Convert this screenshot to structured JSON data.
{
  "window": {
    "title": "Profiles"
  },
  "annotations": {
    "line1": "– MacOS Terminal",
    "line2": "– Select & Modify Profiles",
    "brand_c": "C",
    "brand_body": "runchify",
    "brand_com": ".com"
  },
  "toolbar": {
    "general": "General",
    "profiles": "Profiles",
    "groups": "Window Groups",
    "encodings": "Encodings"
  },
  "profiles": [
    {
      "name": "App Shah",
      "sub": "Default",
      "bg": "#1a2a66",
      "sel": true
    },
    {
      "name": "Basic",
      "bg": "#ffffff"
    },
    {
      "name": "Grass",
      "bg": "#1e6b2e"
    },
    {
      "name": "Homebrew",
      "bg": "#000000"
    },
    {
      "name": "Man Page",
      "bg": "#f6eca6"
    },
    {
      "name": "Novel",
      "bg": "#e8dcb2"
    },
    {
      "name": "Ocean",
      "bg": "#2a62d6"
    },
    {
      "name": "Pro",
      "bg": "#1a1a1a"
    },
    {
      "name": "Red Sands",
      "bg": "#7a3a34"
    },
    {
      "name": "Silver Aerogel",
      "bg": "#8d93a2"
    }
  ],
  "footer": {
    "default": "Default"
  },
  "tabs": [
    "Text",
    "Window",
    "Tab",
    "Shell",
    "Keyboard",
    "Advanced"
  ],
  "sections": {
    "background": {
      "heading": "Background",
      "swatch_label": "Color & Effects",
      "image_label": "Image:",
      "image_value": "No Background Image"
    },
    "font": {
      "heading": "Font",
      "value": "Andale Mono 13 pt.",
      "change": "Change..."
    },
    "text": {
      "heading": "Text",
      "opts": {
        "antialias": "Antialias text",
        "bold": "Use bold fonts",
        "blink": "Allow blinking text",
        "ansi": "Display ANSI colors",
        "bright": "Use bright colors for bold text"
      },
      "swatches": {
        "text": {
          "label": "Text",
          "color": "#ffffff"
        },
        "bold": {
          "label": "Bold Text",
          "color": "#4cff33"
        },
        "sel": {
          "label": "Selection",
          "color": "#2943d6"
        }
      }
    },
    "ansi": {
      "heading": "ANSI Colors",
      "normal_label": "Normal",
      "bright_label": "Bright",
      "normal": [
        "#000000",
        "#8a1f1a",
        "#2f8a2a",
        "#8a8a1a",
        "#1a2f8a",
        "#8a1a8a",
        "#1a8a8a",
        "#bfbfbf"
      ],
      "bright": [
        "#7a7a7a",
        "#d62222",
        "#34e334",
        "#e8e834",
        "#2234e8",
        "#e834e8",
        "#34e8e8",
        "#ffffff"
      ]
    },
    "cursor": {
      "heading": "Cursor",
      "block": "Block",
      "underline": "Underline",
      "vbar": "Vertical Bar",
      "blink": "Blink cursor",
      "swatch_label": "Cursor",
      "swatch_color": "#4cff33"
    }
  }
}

What is expected: Output each record exactly, leaving nothing out.

Full solution:
Convert this screenshot to structured JSON data.
{
  "window": {
    "title": "Profiles"
  },
  "annotations": {
    "line1": "– MacOS Terminal",
    "line2": "– Select & Modify Profiles",
    "brand_c": "C",
    "brand_body": "runchify",
    "brand_com": ".com"
  },
  "toolbar": {
    "general": "General",
    "profiles": "Profiles",
    "groups": "Window Groups",
    "encodings": "Encodings"
  },
  "profiles": [
    {
      "name": "App Shah",
      "sub": "Default",
      "bg": "#1a2a66",
      "sel": true
    },
    {
      "name": "Basic",
      "bg": "#ffffff"
    },
    {
      "name": "Grass",
      "bg": "#1e6b2e"
    },
    {
      "name": "Homebrew",
      "bg": "#000000"
    },
    {
      "name": "Man Page",
      "bg": "#f6eca6"
    },
    {
      "name": "Novel",
      "bg": "#e8dcb2"
    },
    {
      "name": "Ocean",
      "bg": "#2a62d6"
    },
    {
      "name": "Pro",
      "bg": "#1a1a1a"
    },
    {
      "name": "Red Sands",
      "bg": "#7a3a34"
    },
    {
      "name": "Silver Aerogel",
      "bg": "#8d93a2"
    }
  ],
  "footer": {
    "default": "Default"
  },
  "tabs": [
    "Text",
    "Window",
    "Tab",
    "Shell",
    "Keyboard",
    "Advanced"
  ],
  "sections": {
    "background": {
      "heading": "Background",
      "swatch_label": "Color & Effects",
      "image_label": "Image:",
      "image_value": "No Background Image"
    },
    "font": {
      "heading": "Font",
      "value": "Andale Mono 13 pt.",
      "change": "Change..."
    },
    "text": {
      "heading": "Text",
      "opts": {
        "antialias": "Antialias text",
        "bold": "Use bold fonts",
        "blink": "Allow blinking text",
        "ansi": "Display ANSI colors",
        "bright": "Use bright colors for bold text"
      },
      "swatches": {
        "text": {
          "label": "Text",
          "color": "#ffffff"
        },
        "bold": {
          "label": "Bold Text",
          "color": "#4cff33"
        },
        "sel": {
          "label": "Selection",
          "color": "#2943d6"
        }
      }
    },
    "ansi": {
      "heading": "ANSI Colors",
      "normal_label": "Normal",
      "bright_label": "Bright",
      "normal": [
        "#000000",
        "#8a1f1a",
        "#2f8a2a",
        "#8a8a1a",
        "#1a2f8a",
        "#8a1a8a",
        "#1a8a8a",
        "#bfbfbf"
      ],
      "bright": [
        "#7a7a7a",
        "#d62222",
        "#34e334",
        "#e8e834",
        "#2234e8",
        "#e834e8",
        "#34e8e8",
        "#ffffff"
      ]
    },
    "cursor": {
      "heading": "Cursor",
      "block": "Block",
      "underline": "Underline",
      "vbar": "Vertical Bar",
      "blink": "Blink cursor",
      "swatch_label": "Cursor",
      "swatch_color": "#4cff33"
    }
  }
}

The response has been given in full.